Instructions to follow =>
Entries follow. Set all of them down as they stand.

## start Dataset entries

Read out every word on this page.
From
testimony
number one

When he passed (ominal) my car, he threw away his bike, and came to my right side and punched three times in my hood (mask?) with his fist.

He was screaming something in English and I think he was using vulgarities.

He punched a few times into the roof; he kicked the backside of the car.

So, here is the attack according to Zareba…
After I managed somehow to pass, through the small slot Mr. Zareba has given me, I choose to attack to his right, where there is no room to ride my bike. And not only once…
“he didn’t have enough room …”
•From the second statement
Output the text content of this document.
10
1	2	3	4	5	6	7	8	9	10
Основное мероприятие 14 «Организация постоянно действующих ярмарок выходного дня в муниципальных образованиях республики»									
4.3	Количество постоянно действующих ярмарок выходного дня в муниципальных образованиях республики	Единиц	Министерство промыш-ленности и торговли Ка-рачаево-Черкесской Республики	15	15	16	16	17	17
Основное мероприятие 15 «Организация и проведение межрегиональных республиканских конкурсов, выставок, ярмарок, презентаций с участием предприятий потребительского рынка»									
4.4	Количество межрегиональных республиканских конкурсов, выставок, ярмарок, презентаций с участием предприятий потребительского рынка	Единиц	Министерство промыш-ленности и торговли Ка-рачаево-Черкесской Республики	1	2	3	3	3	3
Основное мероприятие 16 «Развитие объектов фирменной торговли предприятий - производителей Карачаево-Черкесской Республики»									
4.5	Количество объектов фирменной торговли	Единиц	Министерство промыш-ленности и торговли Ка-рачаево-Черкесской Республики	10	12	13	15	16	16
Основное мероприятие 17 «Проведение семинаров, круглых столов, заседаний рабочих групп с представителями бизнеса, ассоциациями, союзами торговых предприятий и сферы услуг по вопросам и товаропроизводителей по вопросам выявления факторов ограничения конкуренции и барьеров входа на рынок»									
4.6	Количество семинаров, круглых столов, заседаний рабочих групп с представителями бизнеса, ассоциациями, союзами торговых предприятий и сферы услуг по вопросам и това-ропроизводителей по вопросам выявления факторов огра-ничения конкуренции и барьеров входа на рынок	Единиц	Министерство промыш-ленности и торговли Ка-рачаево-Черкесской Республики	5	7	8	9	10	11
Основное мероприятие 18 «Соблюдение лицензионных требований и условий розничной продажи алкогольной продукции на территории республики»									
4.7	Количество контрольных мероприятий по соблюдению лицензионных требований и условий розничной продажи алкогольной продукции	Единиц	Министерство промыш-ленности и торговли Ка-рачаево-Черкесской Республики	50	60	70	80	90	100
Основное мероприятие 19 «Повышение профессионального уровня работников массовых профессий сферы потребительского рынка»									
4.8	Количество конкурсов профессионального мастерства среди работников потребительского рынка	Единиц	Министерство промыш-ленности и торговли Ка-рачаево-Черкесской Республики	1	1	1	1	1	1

## end Dataset entries

Task answer =>
Read out every word on this page.
From
testimony
number one

When he passed (ominal) my car, he threw away his bike, and came to my right side and punched three times in my hood (mask?) with his fist.

He was screaming something in English and I think he was using vulgarities.

He punched a few times into the roof; he kicked the backside of the car.

So, here is the attack according to Zareba…
After I managed somehow to pass, through the small slot Mr. Zareba has given me, I choose to attack to his right, where there is no room to ride my bike. And not only once…
“he didn’t have enough room …”
•From the second statement
Output the text content of this document.
10
1	2	3	4	5	6	7	8	9	10
Основное мероприятие 14 «Организация постоянно действующих ярмарок выходного дня в муниципальных образованиях республики»									
4.3	Количество постоянно действующих ярмарок выходного дня в муниципальных образованиях республики	Единиц	Министерство промыш-ленности и торговли Ка-рачаево-Черкесской Республики	15	15	16	16	17	17
Основное мероприятие 15 «Организация и проведение межрегиональных республиканских конкурсов, выставок, ярмарок, презентаций с участием предприятий потребительского рынка»									
4.4	Количество межрегиональных республиканских конкурсов, выставок, ярмарок, презентаций с участием предприятий потребительского рынка	Единиц	Министерство промыш-ленности и торговли Ка-рачаево-Черкесской Республики	1	2	3	3	3	3
Основное мероприятие 16 «Развитие объектов фирменной торговли предприятий - производителей Карачаево-Черкесской Республики»									
4.5	Количество объектов фирменной торговли	Единиц	Министерство промыш-ленности и торговли Ка-рачаево-Черкесской Республики	10	12	13	15	16	16
Основное мероприятие 17 «Проведение семинаров, круглых столов, заседаний рабочих групп с представителями бизнеса, ассоциациями, союзами торговых предприятий и сферы услуг по вопросам и товаропроизводителей по вопросам выявления факторов ограничения конкуренции и барьеров входа на рынок»									
4.6	Количество семинаров, круглых столов, заседаний рабочих групп с представителями бизнеса, ассоциациями, союзами торговых предприятий и сферы услуг по вопросам и това-ропроизводителей по вопросам выявления факторов огра-ничения конкуренции и барьеров входа на рынок	Единиц	Министерство промыш-ленности и торговли Ка-рачаево-Черкесской Республики	5	7	8	9	10	11
Основное мероприятие 18 «Соблюдение лицензионных требований и условий розничной продажи алкогольной продукции на территории республики»									
4.7	Количество контрольных мероприятий по соблюдению лицензионных требований и условий розничной продажи алкогольной продукции	Единиц	Министерство промыш-ленности и торговли Ка-рачаево-Черкесской Республики	50	60	70	80	90	100
Основное мероприятие 19 «Повышение профессионального уровня работников массовых профессий сферы потребительского рынка»									
4.8	Количество конкурсов профессионального мастерства среди работников потребительского рынка	Единиц	Министерство промыш-ленности и торговли Ка-рачаево-Черкесской Республики	1	1	1	1	1	1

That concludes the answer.